__BRIEF__. Scan each line of the records for the word "Trajectories" and extract the ones that have it.

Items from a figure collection
START

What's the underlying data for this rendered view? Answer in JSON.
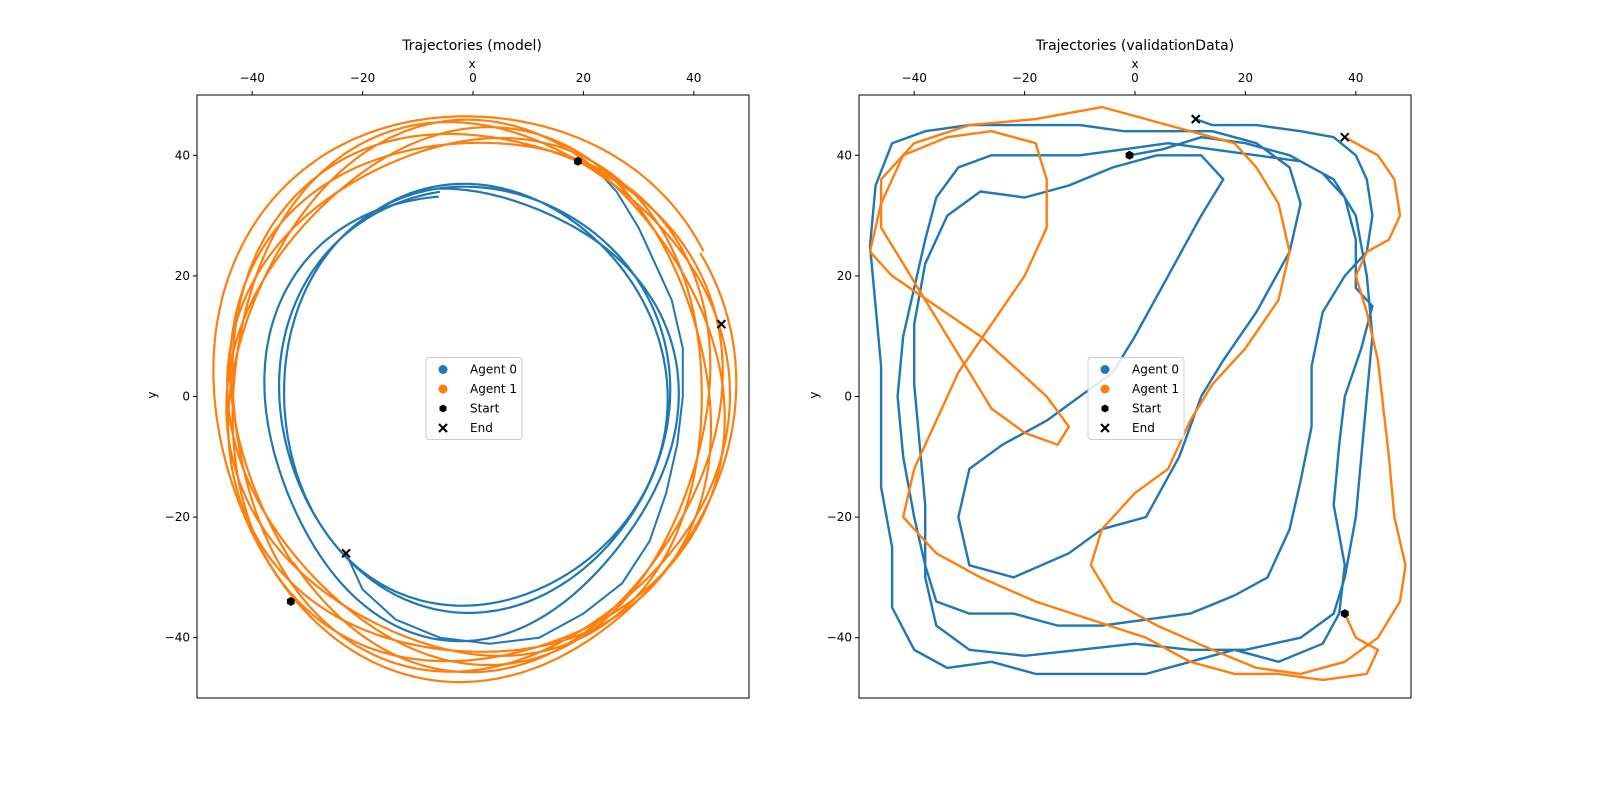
{
  "chart_data": [
    {
      "type": "scatter",
      "title": "Trajectories (model)",
      "xlabel": "x",
      "ylabel": "y",
      "xlim": [
        -50,
        50
      ],
      "ylim": [
        -50,
        50
      ],
      "xticks": [
        -40,
        -20,
        0,
        20,
        40
      ],
      "yticks": [
        40,
        20,
        0,
        -20,
        -40
      ],
      "xtick_labels": [
        "−40",
        "−20",
        "0",
        "20",
        "40"
      ],
      "ytick_labels": [
        "40",
        "20",
        "0",
        "−20",
        "−40"
      ],
      "x_axis_position": "top",
      "grid": false,
      "legend_position": "center",
      "legend": [
        "Agent 0",
        "Agent 1",
        "Start",
        "End"
      ],
      "series": [
        {
          "name": "Agent 0",
          "color": "#1f77b4",
          "loops": [
            {
              "cx": 0,
              "cy": 0,
              "r": 35,
              "turns": 2.05,
              "start_angle": 100,
              "wobble": 0.6
            },
            {
              "cx": 0,
              "cy": -2,
              "r": 37,
              "turns": 1,
              "start_angle": 100,
              "wobble": 1.5
            }
          ],
          "tail": [
            [
              19,
              39
            ],
            [
              22,
              38
            ],
            [
              26,
              34
            ],
            [
              30,
              28
            ],
            [
              33,
              22
            ],
            [
              36,
              16
            ],
            [
              38,
              8
            ],
            [
              38,
              0
            ],
            [
              37,
              -8
            ],
            [
              35,
              -16
            ],
            [
              32,
              -24
            ],
            [
              27,
              -31
            ],
            [
              20,
              -36
            ],
            [
              12,
              -40
            ],
            [
              3,
              -41
            ],
            [
              -6,
              -40
            ],
            [
              -14,
              -37
            ],
            [
              -20,
              -32
            ],
            [
              -23,
              -26
            ]
          ]
        },
        {
          "name": "Agent 1",
          "color": "#ff7f0e",
          "loops": [
            {
              "cx": 0,
              "cy": 0,
              "r": 44,
              "turns": 6,
              "start_angle": 220,
              "wobble": 1.6
            },
            {
              "cx": 0,
              "cy": 0,
              "r": 47,
              "turns": 1,
              "start_angle": 30,
              "wobble": 1.2
            }
          ]
        }
      ],
      "markers": [
        {
          "label": "Start",
          "agent": "Agent 0",
          "x": 19,
          "y": 39
        },
        {
          "label": "End",
          "agent": "Agent 0",
          "x": -23,
          "y": -26
        },
        {
          "label": "Start",
          "agent": "Agent 1",
          "x": -33,
          "y": -34
        },
        {
          "label": "End",
          "agent": "Agent 1",
          "x": 45,
          "y": 12
        }
      ]
    },
    {
      "type": "scatter",
      "title": "Trajectories (validationData)",
      "xlabel": "x",
      "ylabel": "y",
      "xlim": [
        -50,
        50
      ],
      "ylim": [
        -50,
        50
      ],
      "xticks": [
        -40,
        -20,
        0,
        20,
        40
      ],
      "yticks": [
        40,
        20,
        0,
        -20,
        -40
      ],
      "xtick_labels": [
        "−40",
        "−20",
        "0",
        "20",
        "40"
      ],
      "ytick_labels": [
        "40",
        "20",
        "0",
        "−20",
        "−40"
      ],
      "x_axis_position": "top",
      "grid": false,
      "legend_position": "center",
      "legend": [
        "Agent 0",
        "Agent 1",
        "Start",
        "End"
      ],
      "series": [
        {
          "name": "Agent 0",
          "color": "#1f77b4",
          "path": [
            [
              -1,
              40
            ],
            [
              5,
              41
            ],
            [
              12,
              43
            ],
            [
              20,
              42
            ],
            [
              28,
              40
            ],
            [
              34,
              37
            ],
            [
              38,
              33
            ],
            [
              40,
              26
            ],
            [
              40,
              18
            ],
            [
              43,
              15
            ],
            [
              41,
              8
            ],
            [
              38,
              0
            ],
            [
              37,
              -8
            ],
            [
              36,
              -18
            ],
            [
              38,
              -28
            ],
            [
              37,
              -36
            ],
            [
              34,
              -41
            ],
            [
              26,
              -44
            ],
            [
              18,
              -42
            ],
            [
              10,
              -44
            ],
            [
              2,
              -46
            ],
            [
              -8,
              -46
            ],
            [
              -18,
              -46
            ],
            [
              -26,
              -44
            ],
            [
              -34,
              -45
            ],
            [
              -40,
              -42
            ],
            [
              -44,
              -35
            ],
            [
              -44,
              -25
            ],
            [
              -46,
              -15
            ],
            [
              -46,
              -5
            ],
            [
              -46,
              5
            ],
            [
              -47,
              15
            ],
            [
              -48,
              25
            ],
            [
              -47,
              35
            ],
            [
              -44,
              42
            ],
            [
              -38,
              44
            ],
            [
              -30,
              45
            ],
            [
              -20,
              45
            ],
            [
              -10,
              45
            ],
            [
              -2,
              44
            ],
            [
              6,
              44
            ],
            [
              14,
              44
            ],
            [
              22,
              42
            ],
            [
              28,
              38
            ],
            [
              30,
              32
            ],
            [
              28,
              24
            ],
            [
              22,
              14
            ],
            [
              16,
              6
            ],
            [
              12,
              0
            ],
            [
              8,
              -10
            ],
            [
              2,
              -20
            ],
            [
              -6,
              -22
            ],
            [
              -12,
              -26
            ],
            [
              -22,
              -30
            ],
            [
              -30,
              -28
            ],
            [
              -32,
              -20
            ],
            [
              -30,
              -12
            ],
            [
              -24,
              -8
            ],
            [
              -16,
              -4
            ],
            [
              -10,
              0
            ],
            [
              -4,
              4
            ],
            [
              0,
              10
            ],
            [
              6,
              20
            ],
            [
              12,
              30
            ],
            [
              16,
              36
            ],
            [
              12,
              40
            ],
            [
              4,
              40
            ],
            [
              -4,
              38
            ],
            [
              -12,
              35
            ],
            [
              -20,
              33
            ],
            [
              -28,
              34
            ],
            [
              -34,
              30
            ],
            [
              -38,
              22
            ],
            [
              -40,
              12
            ],
            [
              -40,
              2
            ],
            [
              -39,
              -8
            ],
            [
              -38,
              -18
            ],
            [
              -38,
              -30
            ],
            [
              -36,
              -38
            ],
            [
              -30,
              -42
            ],
            [
              -20,
              -43
            ],
            [
              -10,
              -42
            ],
            [
              0,
              -41
            ],
            [
              10,
              -42
            ],
            [
              20,
              -42
            ],
            [
              30,
              -40
            ],
            [
              36,
              -36
            ],
            [
              38,
              -30
            ],
            [
              40,
              -20
            ],
            [
              41,
              -10
            ],
            [
              42,
              0
            ],
            [
              43,
              10
            ],
            [
              42,
              20
            ],
            [
              40,
              30
            ],
            [
              36,
              36
            ],
            [
              30,
              39
            ],
            [
              22,
              40
            ],
            [
              14,
              41
            ],
            [
              6,
              42
            ],
            [
              -2,
              41
            ],
            [
              -10,
              40
            ],
            [
              -18,
              40
            ],
            [
              -26,
              40
            ],
            [
              -32,
              38
            ],
            [
              -36,
              33
            ],
            [
              -38,
              26
            ],
            [
              -40,
              18
            ],
            [
              -42,
              10
            ],
            [
              -43,
              0
            ],
            [
              -42,
              -10
            ],
            [
              -40,
              -20
            ],
            [
              -38,
              -28
            ],
            [
              -36,
              -34
            ],
            [
              -30,
              -36
            ],
            [
              -22,
              -36
            ],
            [
              -14,
              -38
            ],
            [
              -6,
              -38
            ],
            [
              2,
              -37
            ],
            [
              10,
              -36
            ],
            [
              18,
              -33
            ],
            [
              24,
              -30
            ],
            [
              28,
              -22
            ],
            [
              30,
              -14
            ],
            [
              32,
              -5
            ],
            [
              32,
              5
            ],
            [
              34,
              14
            ],
            [
              38,
              20
            ],
            [
              42,
              24
            ],
            [
              43,
              30
            ],
            [
              42,
              36
            ],
            [
              40,
              40
            ],
            [
              36,
              43
            ],
            [
              30,
              44
            ],
            [
              22,
              45
            ],
            [
              14,
              45
            ],
            [
              11,
              46
            ]
          ]
        },
        {
          "name": "Agent 1",
          "color": "#ff7f0e",
          "path": [
            [
              38,
              -36
            ],
            [
              40,
              -40
            ],
            [
              44,
              -42
            ],
            [
              42,
              -46
            ],
            [
              34,
              -47
            ],
            [
              26,
              -46
            ],
            [
              18,
              -46
            ],
            [
              10,
              -44
            ],
            [
              2,
              -40
            ],
            [
              -8,
              -37
            ],
            [
              -18,
              -34
            ],
            [
              -28,
              -30
            ],
            [
              -36,
              -26
            ],
            [
              -42,
              -20
            ],
            [
              -40,
              -12
            ],
            [
              -36,
              -4
            ],
            [
              -32,
              4
            ],
            [
              -26,
              12
            ],
            [
              -20,
              20
            ],
            [
              -16,
              28
            ],
            [
              -16,
              36
            ],
            [
              -18,
              42
            ],
            [
              -26,
              44
            ],
            [
              -34,
              43
            ],
            [
              -42,
              40
            ],
            [
              -46,
              32
            ],
            [
              -48,
              24
            ],
            [
              -44,
              20
            ],
            [
              -36,
              15
            ],
            [
              -28,
              10
            ],
            [
              -22,
              5
            ],
            [
              -16,
              0
            ],
            [
              -12,
              -5
            ],
            [
              -14,
              -8
            ],
            [
              -20,
              -6
            ],
            [
              -26,
              -2
            ],
            [
              -30,
              4
            ],
            [
              -34,
              10
            ],
            [
              -38,
              16
            ],
            [
              -42,
              22
            ],
            [
              -46,
              28
            ],
            [
              -46,
              36
            ],
            [
              -40,
              42
            ],
            [
              -30,
              45
            ],
            [
              -18,
              46
            ],
            [
              -6,
              48
            ],
            [
              2,
              46
            ],
            [
              10,
              44
            ],
            [
              18,
              42
            ],
            [
              22,
              38
            ],
            [
              26,
              32
            ],
            [
              28,
              24
            ],
            [
              26,
              16
            ],
            [
              20,
              8
            ],
            [
              14,
              2
            ],
            [
              10,
              -4
            ],
            [
              6,
              -12
            ],
            [
              0,
              -16
            ],
            [
              -6,
              -22
            ],
            [
              -8,
              -28
            ],
            [
              -4,
              -34
            ],
            [
              4,
              -38
            ],
            [
              14,
              -42
            ],
            [
              22,
              -45
            ],
            [
              30,
              -46
            ],
            [
              38,
              -44
            ],
            [
              44,
              -40
            ],
            [
              48,
              -34
            ],
            [
              49,
              -28
            ],
            [
              47,
              -20
            ],
            [
              46,
              -10
            ],
            [
              45,
              -2
            ],
            [
              44,
              6
            ],
            [
              42,
              14
            ],
            [
              40,
              20
            ],
            [
              42,
              24
            ],
            [
              46,
              26
            ],
            [
              48,
              30
            ],
            [
              47,
              36
            ],
            [
              44,
              40
            ],
            [
              38,
              43
            ]
          ]
        }
      ],
      "markers": [
        {
          "label": "Start",
          "agent": "Agent 0",
          "x": -1,
          "y": 40
        },
        {
          "label": "End",
          "agent": "Agent 0",
          "x": 11,
          "y": 46
        },
        {
          "label": "Start",
          "agent": "Agent 1",
          "x": 38,
          "y": -36
        },
        {
          "label": "End",
          "agent": "Agent 1",
          "x": 38,
          "y": 43
        }
      ]
    }
  ]
}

END

__EXERCISE ANSWER__.
      "title": "Trajectories (model)",
      "title": "Trajectories (validationData)",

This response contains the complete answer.